Entries supplied
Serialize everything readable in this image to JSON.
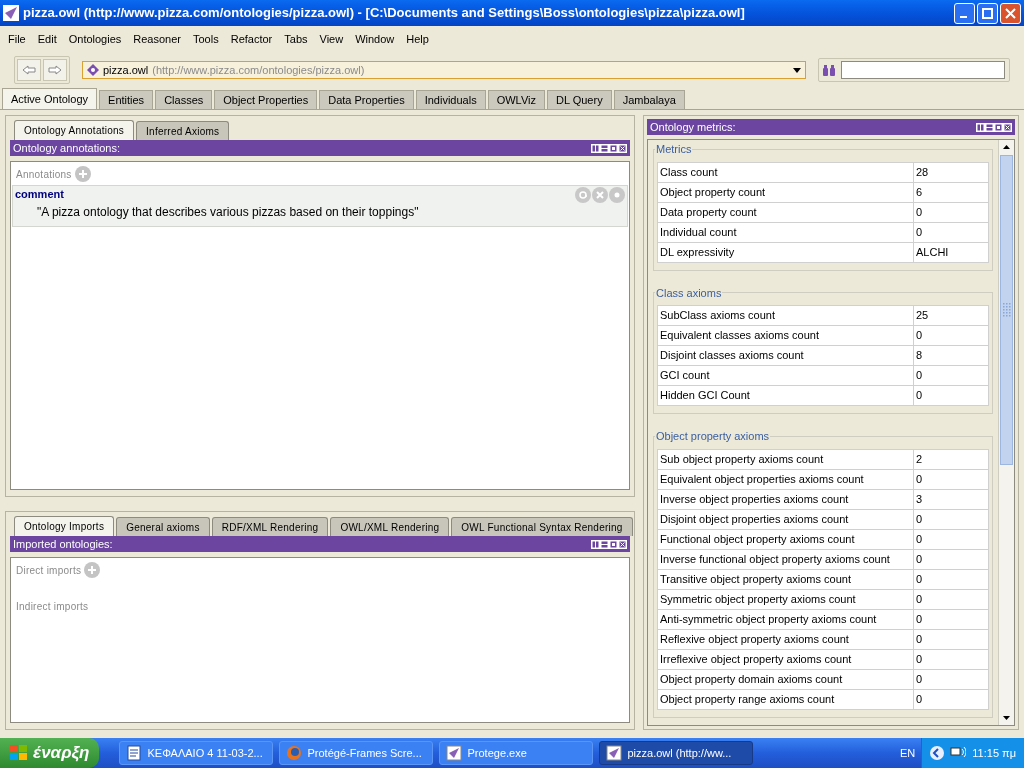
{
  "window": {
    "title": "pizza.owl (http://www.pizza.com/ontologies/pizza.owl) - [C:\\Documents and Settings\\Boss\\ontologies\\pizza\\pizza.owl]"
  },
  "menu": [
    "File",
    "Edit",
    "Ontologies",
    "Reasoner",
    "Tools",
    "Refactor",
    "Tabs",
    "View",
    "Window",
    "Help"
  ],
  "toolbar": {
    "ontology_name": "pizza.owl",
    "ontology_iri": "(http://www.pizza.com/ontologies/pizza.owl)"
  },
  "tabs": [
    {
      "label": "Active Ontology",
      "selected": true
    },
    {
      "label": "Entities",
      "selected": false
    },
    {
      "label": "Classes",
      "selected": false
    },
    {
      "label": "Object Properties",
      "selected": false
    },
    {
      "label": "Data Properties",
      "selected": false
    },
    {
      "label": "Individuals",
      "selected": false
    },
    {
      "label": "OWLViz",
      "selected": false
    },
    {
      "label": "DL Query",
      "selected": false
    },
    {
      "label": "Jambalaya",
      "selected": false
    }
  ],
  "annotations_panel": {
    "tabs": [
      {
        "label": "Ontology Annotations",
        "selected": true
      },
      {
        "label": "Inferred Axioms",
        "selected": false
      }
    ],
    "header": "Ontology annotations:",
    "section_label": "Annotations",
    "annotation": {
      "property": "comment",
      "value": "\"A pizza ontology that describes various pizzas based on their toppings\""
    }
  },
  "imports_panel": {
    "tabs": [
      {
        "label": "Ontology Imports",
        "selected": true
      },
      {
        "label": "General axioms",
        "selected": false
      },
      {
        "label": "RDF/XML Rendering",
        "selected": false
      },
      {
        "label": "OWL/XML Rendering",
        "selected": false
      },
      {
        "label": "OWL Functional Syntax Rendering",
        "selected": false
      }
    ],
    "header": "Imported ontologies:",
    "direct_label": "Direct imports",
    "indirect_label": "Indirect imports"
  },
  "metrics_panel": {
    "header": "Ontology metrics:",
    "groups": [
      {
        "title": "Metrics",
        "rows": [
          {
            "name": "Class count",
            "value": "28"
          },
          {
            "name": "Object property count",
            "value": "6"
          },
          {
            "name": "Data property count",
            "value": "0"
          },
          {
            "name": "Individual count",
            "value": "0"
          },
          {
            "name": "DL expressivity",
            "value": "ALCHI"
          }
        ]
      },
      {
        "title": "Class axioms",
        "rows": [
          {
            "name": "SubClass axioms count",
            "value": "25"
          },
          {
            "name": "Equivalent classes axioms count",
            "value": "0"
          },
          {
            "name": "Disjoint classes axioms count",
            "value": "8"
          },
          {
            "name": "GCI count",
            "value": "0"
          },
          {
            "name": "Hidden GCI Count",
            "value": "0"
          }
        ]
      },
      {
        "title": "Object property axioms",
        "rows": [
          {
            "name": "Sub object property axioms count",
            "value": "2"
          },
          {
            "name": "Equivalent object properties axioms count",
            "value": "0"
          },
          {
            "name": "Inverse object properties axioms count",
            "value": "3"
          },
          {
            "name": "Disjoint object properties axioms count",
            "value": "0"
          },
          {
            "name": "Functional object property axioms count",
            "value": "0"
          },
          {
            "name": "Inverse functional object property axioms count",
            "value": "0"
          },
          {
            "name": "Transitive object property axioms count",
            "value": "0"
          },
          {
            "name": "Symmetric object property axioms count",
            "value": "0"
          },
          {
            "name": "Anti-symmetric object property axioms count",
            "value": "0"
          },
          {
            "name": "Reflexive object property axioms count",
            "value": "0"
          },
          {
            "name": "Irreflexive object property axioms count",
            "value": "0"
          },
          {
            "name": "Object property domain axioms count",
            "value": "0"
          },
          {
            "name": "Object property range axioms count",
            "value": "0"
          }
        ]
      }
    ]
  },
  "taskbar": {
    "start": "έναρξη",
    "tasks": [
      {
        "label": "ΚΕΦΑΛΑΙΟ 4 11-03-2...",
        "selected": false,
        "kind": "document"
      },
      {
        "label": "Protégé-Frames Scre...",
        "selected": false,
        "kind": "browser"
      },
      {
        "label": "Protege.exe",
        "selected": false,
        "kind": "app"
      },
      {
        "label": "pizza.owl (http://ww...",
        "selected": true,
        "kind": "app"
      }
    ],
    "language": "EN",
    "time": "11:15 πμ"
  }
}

Exercise requirements
Leave every image out, and retype the material exactly.

Output for this task
Serialize everything readable in this image to JSON.
{
  "window": {
    "title": "pizza.owl (http://www.pizza.com/ontologies/pizza.owl) - [C:\\Documents and Settings\\Boss\\ontologies\\pizza\\pizza.owl]"
  },
  "menu": [
    "File",
    "Edit",
    "Ontologies",
    "Reasoner",
    "Tools",
    "Refactor",
    "Tabs",
    "View",
    "Window",
    "Help"
  ],
  "toolbar": {
    "ontology_name": "pizza.owl",
    "ontology_iri": "(http://www.pizza.com/ontologies/pizza.owl)"
  },
  "tabs": [
    {
      "label": "Active Ontology",
      "selected": true
    },
    {
      "label": "Entities",
      "selected": false
    },
    {
      "label": "Classes",
      "selected": false
    },
    {
      "label": "Object Properties",
      "selected": false
    },
    {
      "label": "Data Properties",
      "selected": false
    },
    {
      "label": "Individuals",
      "selected": false
    },
    {
      "label": "OWLViz",
      "selected": false
    },
    {
      "label": "DL Query",
      "selected": false
    },
    {
      "label": "Jambalaya",
      "selected": false
    }
  ],
  "annotations_panel": {
    "tabs": [
      {
        "label": "Ontology Annotations",
        "selected": true
      },
      {
        "label": "Inferred Axioms",
        "selected": false
      }
    ],
    "header": "Ontology annotations:",
    "section_label": "Annotations",
    "annotation": {
      "property": "comment",
      "value": "\"A pizza ontology that describes various pizzas based on their toppings\""
    }
  },
  "imports_panel": {
    "tabs": [
      {
        "label": "Ontology Imports",
        "selected": true
      },
      {
        "label": "General axioms",
        "selected": false
      },
      {
        "label": "RDF/XML Rendering",
        "selected": false
      },
      {
        "label": "OWL/XML Rendering",
        "selected": false
      },
      {
        "label": "OWL Functional Syntax Rendering",
        "selected": false
      }
    ],
    "header": "Imported ontologies:",
    "direct_label": "Direct imports",
    "indirect_label": "Indirect imports"
  },
  "metrics_panel": {
    "header": "Ontology metrics:",
    "groups": [
      {
        "title": "Metrics",
        "rows": [
          {
            "name": "Class count",
            "value": "28"
          },
          {
            "name": "Object property count",
            "value": "6"
          },
          {
            "name": "Data property count",
            "value": "0"
          },
          {
            "name": "Individual count",
            "value": "0"
          },
          {
            "name": "DL expressivity",
            "value": "ALCHI"
          }
        ]
      },
      {
        "title": "Class axioms",
        "rows": [
          {
            "name": "SubClass axioms count",
            "value": "25"
          },
          {
            "name": "Equivalent classes axioms count",
            "value": "0"
          },
          {
            "name": "Disjoint classes axioms count",
            "value": "8"
          },
          {
            "name": "GCI count",
            "value": "0"
          },
          {
            "name": "Hidden GCI Count",
            "value": "0"
          }
        ]
      },
      {
        "title": "Object property axioms",
        "rows": [
          {
            "name": "Sub object property axioms count",
            "value": "2"
          },
          {
            "name": "Equivalent object properties axioms count",
            "value": "0"
          },
          {
            "name": "Inverse object properties axioms count",
            "value": "3"
          },
          {
            "name": "Disjoint object properties axioms count",
            "value": "0"
          },
          {
            "name": "Functional object property axioms count",
            "value": "0"
          },
          {
            "name": "Inverse functional object property axioms count",
            "value": "0"
          },
          {
            "name": "Transitive object property axioms count",
            "value": "0"
          },
          {
            "name": "Symmetric object property axioms count",
            "value": "0"
          },
          {
            "name": "Anti-symmetric object property axioms count",
            "value": "0"
          },
          {
            "name": "Reflexive object property axioms count",
            "value": "0"
          },
          {
            "name": "Irreflexive object property axioms count",
            "value": "0"
          },
          {
            "name": "Object property domain axioms count",
            "value": "0"
          },
          {
            "name": "Object property range axioms count",
            "value": "0"
          }
        ]
      }
    ]
  },
  "taskbar": {
    "start": "έναρξη",
    "tasks": [
      {
        "label": "ΚΕΦΑΛΑΙΟ 4 11-03-2...",
        "selected": false,
        "kind": "document"
      },
      {
        "label": "Protégé-Frames Scre...",
        "selected": false,
        "kind": "browser"
      },
      {
        "label": "Protege.exe",
        "selected": false,
        "kind": "app"
      },
      {
        "label": "pizza.owl (http://ww...",
        "selected": true,
        "kind": "app"
      }
    ],
    "language": "EN",
    "time": "11:15 πμ"
  }
}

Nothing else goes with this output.